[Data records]
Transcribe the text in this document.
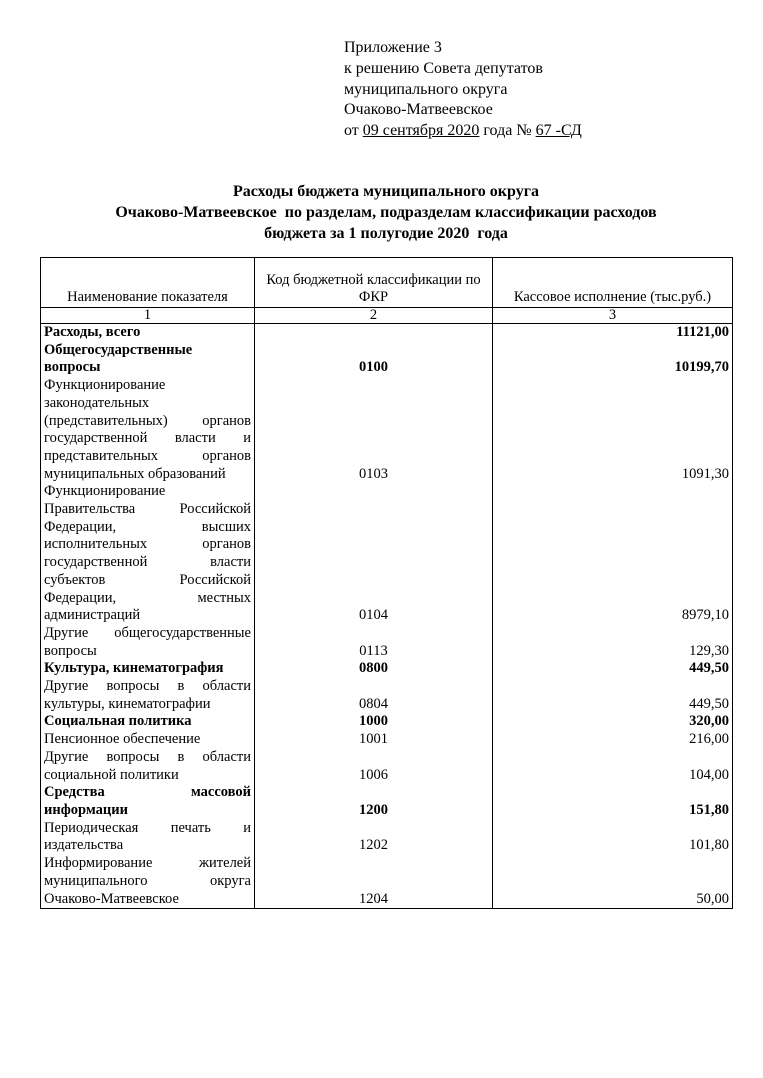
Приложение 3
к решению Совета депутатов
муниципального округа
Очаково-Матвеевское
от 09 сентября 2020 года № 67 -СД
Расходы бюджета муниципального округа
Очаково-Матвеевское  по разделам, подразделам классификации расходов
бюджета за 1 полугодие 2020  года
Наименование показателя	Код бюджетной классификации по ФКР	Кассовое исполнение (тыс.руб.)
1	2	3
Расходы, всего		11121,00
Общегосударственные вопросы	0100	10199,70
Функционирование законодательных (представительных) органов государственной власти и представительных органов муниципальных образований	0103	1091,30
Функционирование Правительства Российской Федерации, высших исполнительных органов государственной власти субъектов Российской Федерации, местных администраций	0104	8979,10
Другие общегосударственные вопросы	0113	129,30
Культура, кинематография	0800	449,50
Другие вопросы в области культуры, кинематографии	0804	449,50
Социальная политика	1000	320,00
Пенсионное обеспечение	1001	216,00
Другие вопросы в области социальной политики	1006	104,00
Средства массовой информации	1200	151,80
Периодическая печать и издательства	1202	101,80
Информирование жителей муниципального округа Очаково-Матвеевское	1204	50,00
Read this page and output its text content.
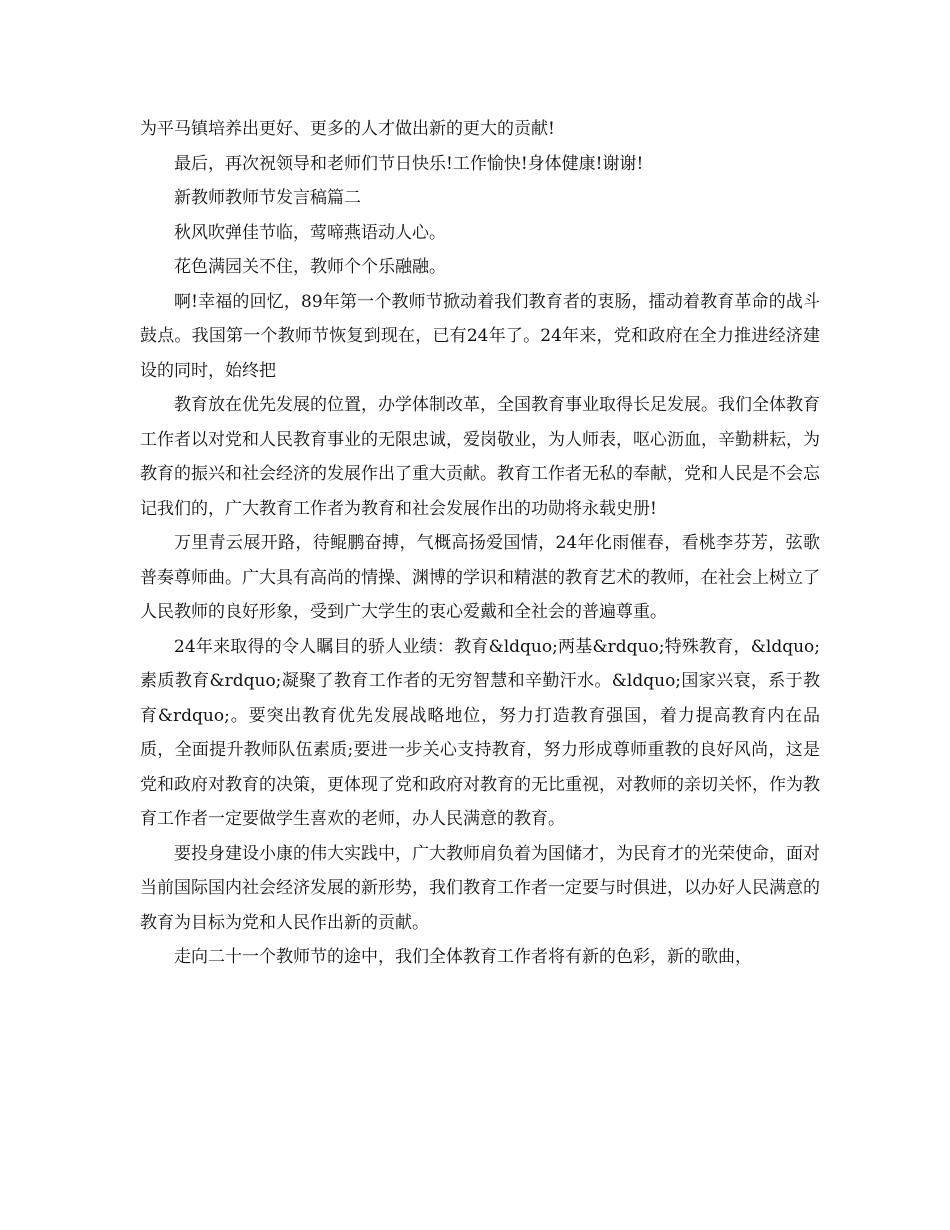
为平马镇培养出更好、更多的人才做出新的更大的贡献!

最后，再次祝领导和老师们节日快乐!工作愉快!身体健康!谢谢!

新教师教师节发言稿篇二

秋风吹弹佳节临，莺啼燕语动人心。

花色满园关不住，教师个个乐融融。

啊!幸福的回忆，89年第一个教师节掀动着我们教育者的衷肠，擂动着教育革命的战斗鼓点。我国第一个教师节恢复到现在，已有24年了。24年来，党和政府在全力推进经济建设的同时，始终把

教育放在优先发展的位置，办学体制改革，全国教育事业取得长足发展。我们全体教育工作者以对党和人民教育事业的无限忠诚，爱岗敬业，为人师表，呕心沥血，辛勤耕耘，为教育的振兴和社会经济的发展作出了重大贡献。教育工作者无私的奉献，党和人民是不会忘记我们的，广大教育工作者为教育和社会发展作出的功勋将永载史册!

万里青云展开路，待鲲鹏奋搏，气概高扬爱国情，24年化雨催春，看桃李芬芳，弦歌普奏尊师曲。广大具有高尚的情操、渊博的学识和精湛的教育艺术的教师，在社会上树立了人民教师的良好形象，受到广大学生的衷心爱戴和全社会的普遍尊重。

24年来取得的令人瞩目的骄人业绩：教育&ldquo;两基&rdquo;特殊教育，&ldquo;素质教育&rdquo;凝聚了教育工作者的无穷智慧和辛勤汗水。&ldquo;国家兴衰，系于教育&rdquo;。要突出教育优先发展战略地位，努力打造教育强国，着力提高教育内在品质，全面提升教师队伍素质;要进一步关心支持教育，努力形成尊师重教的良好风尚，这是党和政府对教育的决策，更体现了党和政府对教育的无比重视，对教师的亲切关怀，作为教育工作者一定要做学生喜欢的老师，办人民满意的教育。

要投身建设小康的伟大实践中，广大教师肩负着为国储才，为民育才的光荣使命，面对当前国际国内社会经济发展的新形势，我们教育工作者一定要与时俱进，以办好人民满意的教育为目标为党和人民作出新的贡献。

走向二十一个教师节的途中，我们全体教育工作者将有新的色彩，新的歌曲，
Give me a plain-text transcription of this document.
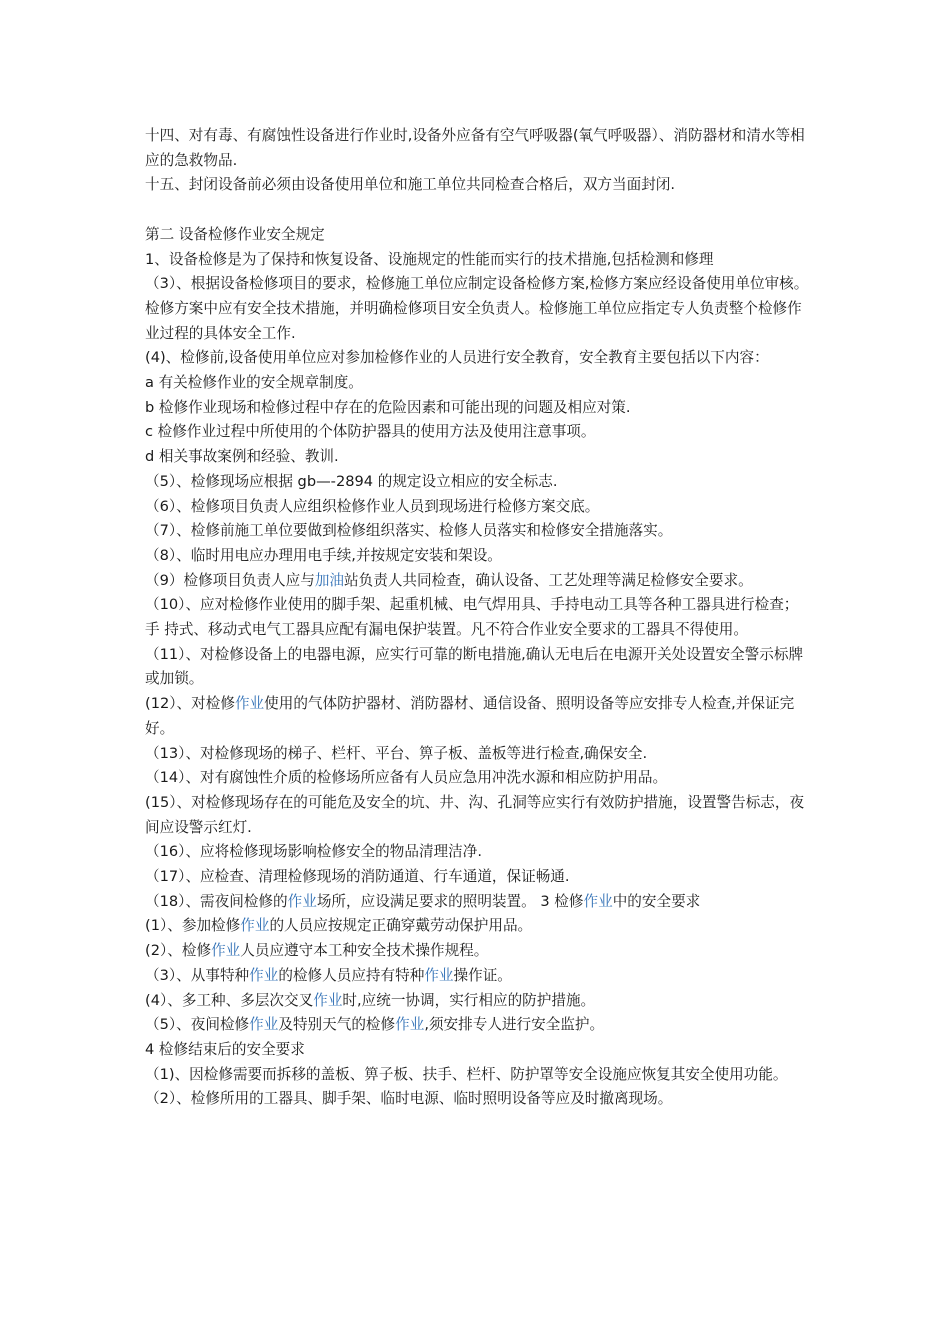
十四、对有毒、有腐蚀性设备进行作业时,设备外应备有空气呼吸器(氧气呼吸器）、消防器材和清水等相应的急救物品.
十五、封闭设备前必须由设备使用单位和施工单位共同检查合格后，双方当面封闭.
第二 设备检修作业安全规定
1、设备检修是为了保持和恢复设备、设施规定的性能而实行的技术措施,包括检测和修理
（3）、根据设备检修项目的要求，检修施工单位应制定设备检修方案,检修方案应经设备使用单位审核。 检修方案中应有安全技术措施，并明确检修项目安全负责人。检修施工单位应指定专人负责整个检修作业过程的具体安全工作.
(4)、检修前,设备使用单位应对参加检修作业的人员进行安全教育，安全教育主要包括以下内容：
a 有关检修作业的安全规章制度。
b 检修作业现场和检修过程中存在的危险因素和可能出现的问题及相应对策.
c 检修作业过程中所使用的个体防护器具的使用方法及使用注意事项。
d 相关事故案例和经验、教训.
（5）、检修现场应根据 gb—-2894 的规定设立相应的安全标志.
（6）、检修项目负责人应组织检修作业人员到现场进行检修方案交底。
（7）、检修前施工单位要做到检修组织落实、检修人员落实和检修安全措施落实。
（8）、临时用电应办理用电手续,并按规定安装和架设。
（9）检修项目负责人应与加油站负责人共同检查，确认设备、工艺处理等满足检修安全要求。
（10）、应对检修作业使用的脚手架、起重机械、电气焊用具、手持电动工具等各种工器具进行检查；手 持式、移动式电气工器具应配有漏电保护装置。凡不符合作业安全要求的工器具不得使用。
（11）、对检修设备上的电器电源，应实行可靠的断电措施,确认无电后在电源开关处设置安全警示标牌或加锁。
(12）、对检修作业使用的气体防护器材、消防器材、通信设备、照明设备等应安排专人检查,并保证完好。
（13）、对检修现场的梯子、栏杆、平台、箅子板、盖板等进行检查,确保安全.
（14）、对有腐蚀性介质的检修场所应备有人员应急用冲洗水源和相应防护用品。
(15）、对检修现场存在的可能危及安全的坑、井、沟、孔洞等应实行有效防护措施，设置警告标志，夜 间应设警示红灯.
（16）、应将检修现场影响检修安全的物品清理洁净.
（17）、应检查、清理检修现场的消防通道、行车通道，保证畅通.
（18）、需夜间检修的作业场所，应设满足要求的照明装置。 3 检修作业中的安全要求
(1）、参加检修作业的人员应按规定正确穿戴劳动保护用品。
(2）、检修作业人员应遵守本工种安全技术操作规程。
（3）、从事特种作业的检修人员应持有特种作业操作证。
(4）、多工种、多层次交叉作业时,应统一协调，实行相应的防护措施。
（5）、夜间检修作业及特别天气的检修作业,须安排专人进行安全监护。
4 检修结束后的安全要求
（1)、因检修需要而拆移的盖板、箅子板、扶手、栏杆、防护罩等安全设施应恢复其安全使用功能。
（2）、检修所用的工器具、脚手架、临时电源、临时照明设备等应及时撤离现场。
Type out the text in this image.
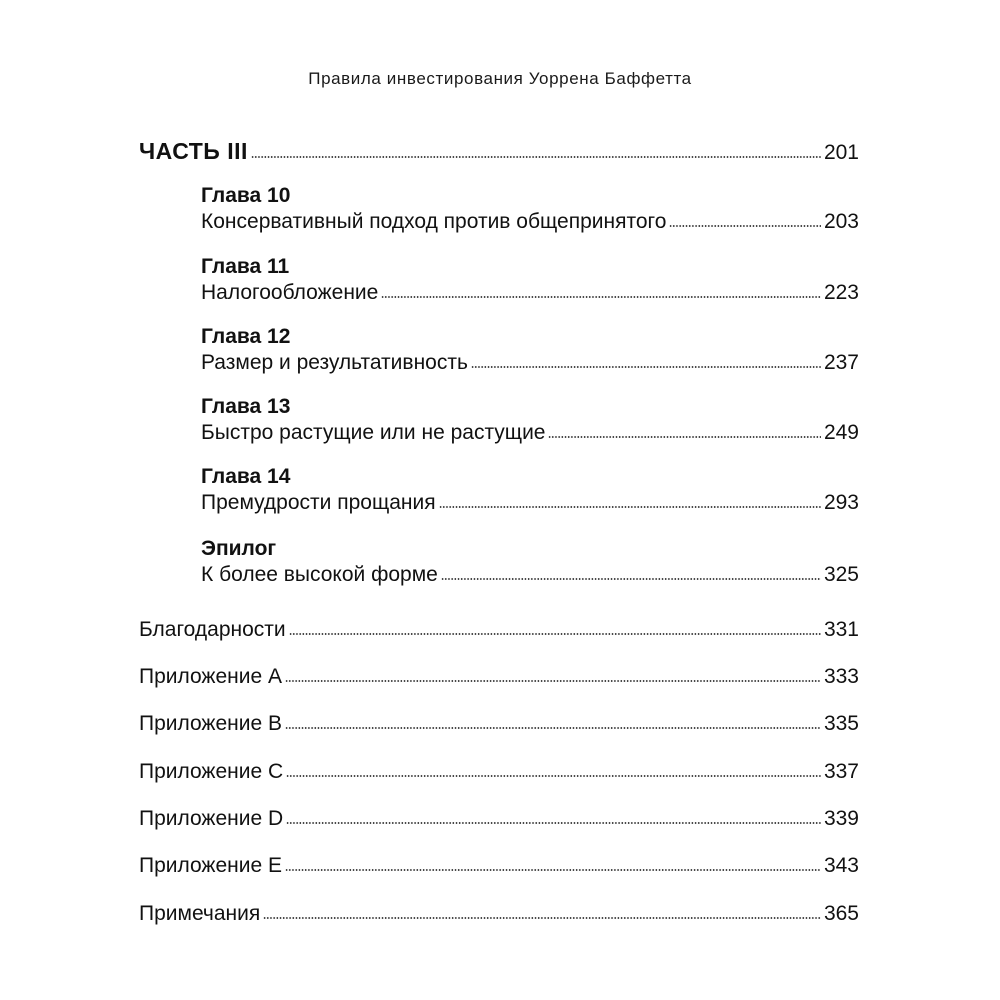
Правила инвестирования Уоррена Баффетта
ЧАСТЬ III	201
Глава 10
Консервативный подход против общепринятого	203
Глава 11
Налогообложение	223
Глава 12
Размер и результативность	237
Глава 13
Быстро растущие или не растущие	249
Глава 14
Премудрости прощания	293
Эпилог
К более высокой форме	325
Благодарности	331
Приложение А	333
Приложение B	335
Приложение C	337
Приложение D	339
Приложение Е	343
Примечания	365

EXERCISE AIM: Copy every line above that holds the word "this".

THE REPLY:
Transcribe the text in this document.
Read this page and output its text content.
Give me a plain-text transcription of this document.
Type out the text in this image.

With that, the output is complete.